> _Excerpt provided_:
START
These stone arches are garden features built in a rustic Gothic manner, dating from the mid-19th century. Though they imitate the picturesque movement in garden design typical of the late 18th to early 19th century, they represent a late manifestation of that style.

Three rustic stone Gothic arches stand within a rockery garden laid out with informal paths lined by low stone walls, surrounding an informal pond. The setting is close to the shore of Lough Neagh within the Shane's Castle demesne. The garden occupies a former quarry and is bounded on its north side by a precipice-like bank of rock, some portions of it vertically fissured with polygonal stacks similar to those of the Giant's Causeway. The arches are reached by pathways to east and west, and by a steep flight of stone steps to the north.

Built by the O'Neill family of Shane's Castle as garden features, the arches have no precisely documented construction date but appear to date from the 1860s, probably shortly after the new Shane's Castle was built following extraction of its stone from the quarry at this site. Evidence from Ordnance Survey maps of 1829 and 1832 shows the ground at the garden location was under water at that time. Contemporary references from the 1830s describe the columnar basalt masses on the north side of the garden as descending into Lough Neagh and disappearing beneath water, with no mention of a garden. The 1858 Ordnance Survey map shows the shoreline had receded due to lowering of the lough level, but the present rockery ground appears featureless. Later maps show the rockery garden fully laid out with paths and a pond.
END
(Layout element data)
START
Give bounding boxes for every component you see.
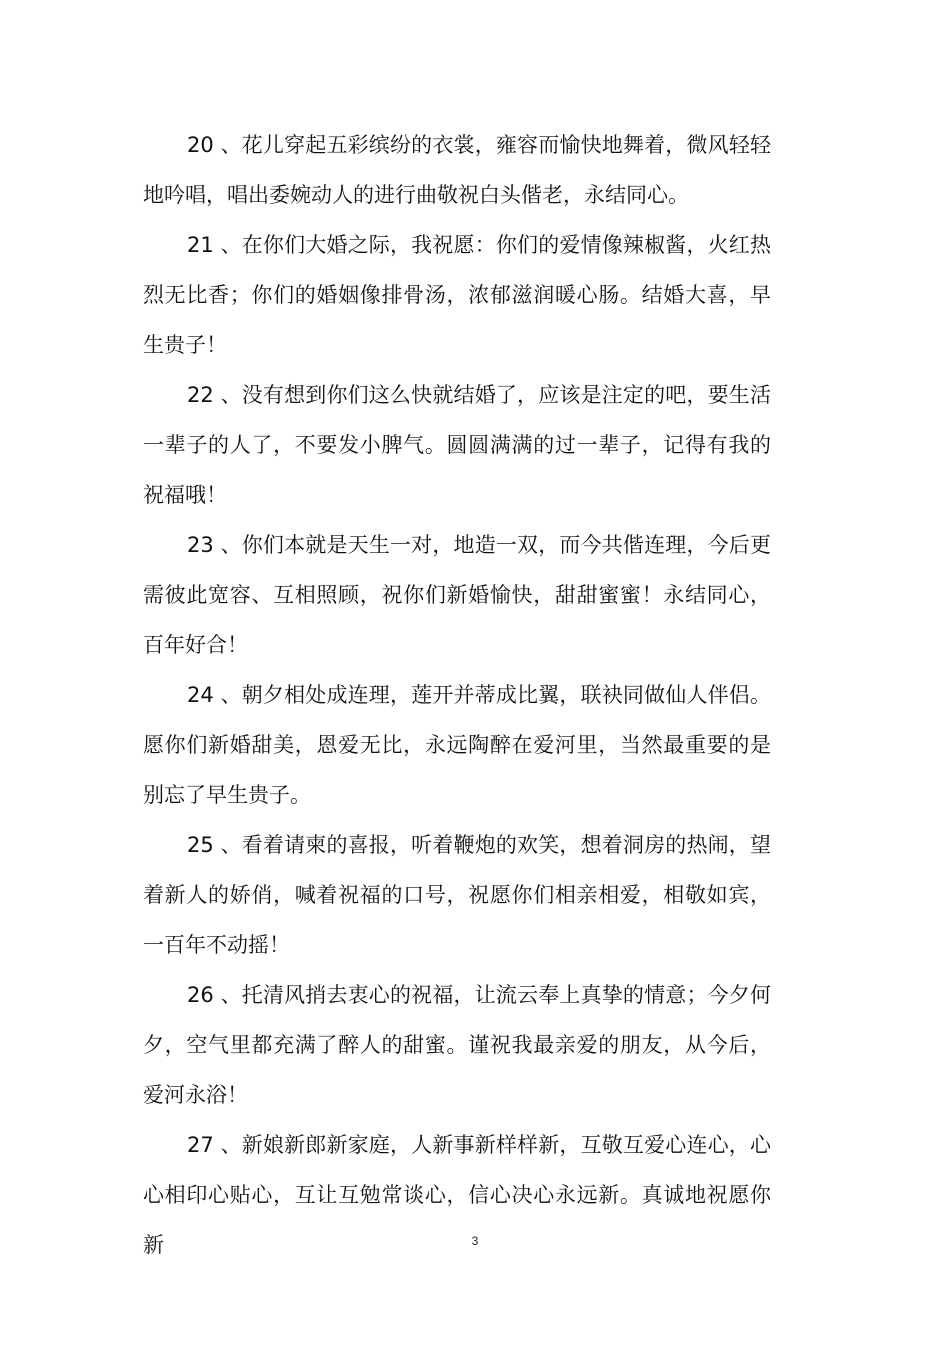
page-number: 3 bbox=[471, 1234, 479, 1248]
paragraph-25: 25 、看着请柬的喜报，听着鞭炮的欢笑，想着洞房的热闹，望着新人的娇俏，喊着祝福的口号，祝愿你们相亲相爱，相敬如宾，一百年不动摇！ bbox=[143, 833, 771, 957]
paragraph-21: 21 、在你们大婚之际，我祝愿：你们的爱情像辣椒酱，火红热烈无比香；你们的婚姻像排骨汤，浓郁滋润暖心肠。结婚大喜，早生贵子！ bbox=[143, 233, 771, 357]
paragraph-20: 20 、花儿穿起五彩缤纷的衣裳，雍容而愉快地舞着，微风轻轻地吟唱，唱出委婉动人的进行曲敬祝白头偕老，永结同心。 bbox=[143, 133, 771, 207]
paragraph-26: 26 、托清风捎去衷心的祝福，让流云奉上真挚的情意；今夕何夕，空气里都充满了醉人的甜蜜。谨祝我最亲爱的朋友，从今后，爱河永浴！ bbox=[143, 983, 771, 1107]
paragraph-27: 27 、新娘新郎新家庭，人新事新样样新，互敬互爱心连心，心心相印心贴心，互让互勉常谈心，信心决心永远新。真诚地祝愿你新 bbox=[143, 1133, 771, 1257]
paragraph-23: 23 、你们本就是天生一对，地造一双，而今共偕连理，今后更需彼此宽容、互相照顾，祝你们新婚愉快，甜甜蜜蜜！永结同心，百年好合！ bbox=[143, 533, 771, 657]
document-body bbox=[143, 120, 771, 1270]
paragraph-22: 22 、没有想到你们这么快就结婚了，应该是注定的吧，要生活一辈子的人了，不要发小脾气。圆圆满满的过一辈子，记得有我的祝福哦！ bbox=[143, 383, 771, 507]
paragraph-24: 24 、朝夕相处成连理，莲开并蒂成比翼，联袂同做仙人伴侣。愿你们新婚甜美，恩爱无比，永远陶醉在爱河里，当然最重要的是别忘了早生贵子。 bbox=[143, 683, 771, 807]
END
> _Given task 1_:
From the text about the Shane's Castle stone arches, reproduce the passage starting at "Three rustic stone" and ending at "to the north.".
> _Given task 2_:
Go on with the text about the Shane's Castle stone arches from the point where it stops.

> _Task output 1_:
Three rustic stone Gothic arches stand within a rockery garden laid out with informal paths lined by low stone walls, surrounding an informal pond. The setting is close to the shore of Lough Neagh within the Shane's Castle demesne. The garden occupies a former quarry and is bounded on its north side by a precipice-like bank of rock, some portions of it vertically fissured with polygonal stacks similar to those of the Giant's Causeway. The arches are reached by pathways to east and west, and by a steep flight of stone steps to the north.

> _Task output 2_:
An 1880s description noted: "The Rockery is a particularly interesting spot, and is an excellent illustration of the way in which effort and taste may transform inert desolation into living beauty. This Rockery was originally a quarry, from which the stone was hewn for the building of the new castle, and probably, also, for that used in the erection of a portion, at least, of the old one. It is of considerable extent, and is ingeniously laid out, there being small flower-plots, embankments, archways, rockeries in abundance, and a pond at one end." Evidence suggests there were originally more than the present three arches.